[Page element annotations]
◆ ◆ ◆ ◆ ◆ ◆ ◆

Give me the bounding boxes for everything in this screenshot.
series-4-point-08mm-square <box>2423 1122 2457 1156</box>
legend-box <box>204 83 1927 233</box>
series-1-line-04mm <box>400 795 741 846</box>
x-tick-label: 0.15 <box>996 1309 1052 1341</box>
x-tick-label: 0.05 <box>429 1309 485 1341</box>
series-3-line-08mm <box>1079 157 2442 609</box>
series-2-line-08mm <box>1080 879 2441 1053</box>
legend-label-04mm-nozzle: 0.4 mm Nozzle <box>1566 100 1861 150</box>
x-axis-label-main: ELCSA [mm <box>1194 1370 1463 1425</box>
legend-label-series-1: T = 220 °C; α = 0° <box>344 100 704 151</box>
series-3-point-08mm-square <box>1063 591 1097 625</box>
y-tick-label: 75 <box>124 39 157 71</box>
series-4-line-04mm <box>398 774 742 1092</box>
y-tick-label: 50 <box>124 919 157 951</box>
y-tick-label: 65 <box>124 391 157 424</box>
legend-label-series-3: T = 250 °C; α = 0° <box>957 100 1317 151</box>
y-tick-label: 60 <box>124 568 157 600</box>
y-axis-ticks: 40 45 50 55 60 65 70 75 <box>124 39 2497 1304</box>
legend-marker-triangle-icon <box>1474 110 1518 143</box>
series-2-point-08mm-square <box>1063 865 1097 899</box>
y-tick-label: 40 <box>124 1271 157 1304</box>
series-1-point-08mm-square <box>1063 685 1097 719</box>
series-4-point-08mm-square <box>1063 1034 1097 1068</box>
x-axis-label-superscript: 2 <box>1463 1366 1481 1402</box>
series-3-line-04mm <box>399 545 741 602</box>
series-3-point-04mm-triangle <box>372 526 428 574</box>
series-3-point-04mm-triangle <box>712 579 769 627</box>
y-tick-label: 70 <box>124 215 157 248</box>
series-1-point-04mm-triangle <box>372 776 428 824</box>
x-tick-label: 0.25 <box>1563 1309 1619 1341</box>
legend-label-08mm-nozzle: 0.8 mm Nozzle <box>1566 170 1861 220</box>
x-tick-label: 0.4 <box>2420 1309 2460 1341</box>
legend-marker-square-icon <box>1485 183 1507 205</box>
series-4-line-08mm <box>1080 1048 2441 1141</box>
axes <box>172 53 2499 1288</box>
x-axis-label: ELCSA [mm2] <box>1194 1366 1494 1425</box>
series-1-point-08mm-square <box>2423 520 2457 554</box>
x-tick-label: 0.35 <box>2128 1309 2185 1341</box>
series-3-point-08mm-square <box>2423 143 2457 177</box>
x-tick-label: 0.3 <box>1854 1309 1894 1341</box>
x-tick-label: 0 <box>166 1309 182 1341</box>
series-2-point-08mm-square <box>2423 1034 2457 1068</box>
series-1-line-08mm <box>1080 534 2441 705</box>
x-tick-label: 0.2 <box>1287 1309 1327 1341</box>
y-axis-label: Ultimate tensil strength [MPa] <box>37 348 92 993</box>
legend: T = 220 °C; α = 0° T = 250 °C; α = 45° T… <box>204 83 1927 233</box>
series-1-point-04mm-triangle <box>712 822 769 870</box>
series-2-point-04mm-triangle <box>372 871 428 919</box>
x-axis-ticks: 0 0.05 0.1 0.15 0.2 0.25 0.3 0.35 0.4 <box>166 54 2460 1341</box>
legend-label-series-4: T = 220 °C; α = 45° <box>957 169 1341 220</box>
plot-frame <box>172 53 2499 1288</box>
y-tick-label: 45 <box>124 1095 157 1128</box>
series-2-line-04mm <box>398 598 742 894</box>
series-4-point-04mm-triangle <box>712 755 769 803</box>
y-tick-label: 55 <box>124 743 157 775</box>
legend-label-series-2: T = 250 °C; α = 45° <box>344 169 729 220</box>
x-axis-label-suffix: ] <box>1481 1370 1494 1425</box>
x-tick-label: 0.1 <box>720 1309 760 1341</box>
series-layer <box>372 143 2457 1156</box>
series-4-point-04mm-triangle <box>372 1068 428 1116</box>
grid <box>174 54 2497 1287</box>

◆ ◆ ◆ ◆ ◆ ◆ ◆

DESCRIPTION OF THE TASK: Can you copy the entire listing above line for line, without changing anything?

TASK RESULT:
Give me the bounding boxes for everything in this screenshot.
series-4-point-08mm-square <box>2423 1122 2457 1156</box>
legend-box <box>204 83 1927 233</box>
series-1-line-04mm <box>400 795 741 846</box>
x-tick-label: 0.15 <box>996 1309 1052 1341</box>
x-tick-label: 0.05 <box>429 1309 485 1341</box>
series-3-line-08mm <box>1079 157 2442 609</box>
series-2-line-08mm <box>1080 879 2441 1053</box>
legend-label-04mm-nozzle: 0.4 mm Nozzle <box>1566 100 1861 150</box>
x-axis-label-main: ELCSA [mm <box>1194 1370 1463 1425</box>
legend-label-series-1: T = 220 °C; α = 0° <box>344 100 704 151</box>
series-3-point-08mm-square <box>1063 591 1097 625</box>
y-tick-label: 75 <box>124 39 157 71</box>
series-4-line-04mm <box>398 774 742 1092</box>
y-tick-label: 50 <box>124 919 157 951</box>
y-tick-label: 65 <box>124 391 157 424</box>
legend-label-series-3: T = 250 °C; α = 0° <box>957 100 1317 151</box>
y-tick-label: 60 <box>124 568 157 600</box>
y-axis-ticks: 40 45 50 55 60 65 70 75 <box>124 39 2497 1304</box>
legend-marker-triangle-icon <box>1474 110 1518 143</box>
series-2-point-08mm-square <box>1063 865 1097 899</box>
y-tick-label: 40 <box>124 1271 157 1304</box>
series-1-point-08mm-square <box>1063 685 1097 719</box>
series-4-point-08mm-square <box>1063 1034 1097 1068</box>
x-axis-label-superscript: 2 <box>1463 1366 1481 1402</box>
series-3-line-04mm <box>399 545 741 602</box>
series-3-point-04mm-triangle <box>372 526 428 574</box>
series-3-point-04mm-triangle <box>712 579 769 627</box>
y-tick-label: 70 <box>124 215 157 248</box>
series-1-point-04mm-triangle <box>372 776 428 824</box>
x-tick-label: 0.25 <box>1563 1309 1619 1341</box>
legend-label-08mm-nozzle: 0.8 mm Nozzle <box>1566 170 1861 220</box>
x-tick-label: 0.4 <box>2420 1309 2460 1341</box>
legend-marker-square-icon <box>1485 183 1507 205</box>
series-4-line-08mm <box>1080 1048 2441 1141</box>
axes <box>172 53 2499 1288</box>
x-axis-label: ELCSA [mm2] <box>1194 1366 1494 1425</box>
series-1-point-08mm-square <box>2423 520 2457 554</box>
x-tick-label: 0.35 <box>2128 1309 2185 1341</box>
series-3-point-08mm-square <box>2423 143 2457 177</box>
x-tick-label: 0.3 <box>1854 1309 1894 1341</box>
x-tick-label: 0 <box>166 1309 182 1341</box>
series-2-point-08mm-square <box>2423 1034 2457 1068</box>
series-1-line-08mm <box>1080 534 2441 705</box>
x-tick-label: 0.2 <box>1287 1309 1327 1341</box>
y-axis-label: Ultimate tensil strength [MPa] <box>37 348 92 993</box>
legend: T = 220 °C; α = 0° T = 250 °C; α = 45° T… <box>204 83 1927 233</box>
series-1-point-04mm-triangle <box>712 822 769 870</box>
series-2-point-04mm-triangle <box>372 871 428 919</box>
x-axis-ticks: 0 0.05 0.1 0.15 0.2 0.25 0.3 0.35 0.4 <box>166 54 2460 1341</box>
legend-label-series-4: T = 220 °C; α = 45° <box>957 169 1341 220</box>
plot-frame <box>172 53 2499 1288</box>
y-tick-label: 45 <box>124 1095 157 1128</box>
series-2-line-04mm <box>398 598 742 894</box>
series-4-point-04mm-triangle <box>712 755 769 803</box>
y-tick-label: 55 <box>124 743 157 775</box>
legend-label-series-2: T = 250 °C; α = 45° <box>344 169 729 220</box>
x-axis-label-suffix: ] <box>1481 1370 1494 1425</box>
x-tick-label: 0.1 <box>720 1309 760 1341</box>
series-layer <box>372 143 2457 1156</box>
series-4-point-04mm-triangle <box>372 1068 428 1116</box>
grid <box>174 54 2497 1287</box>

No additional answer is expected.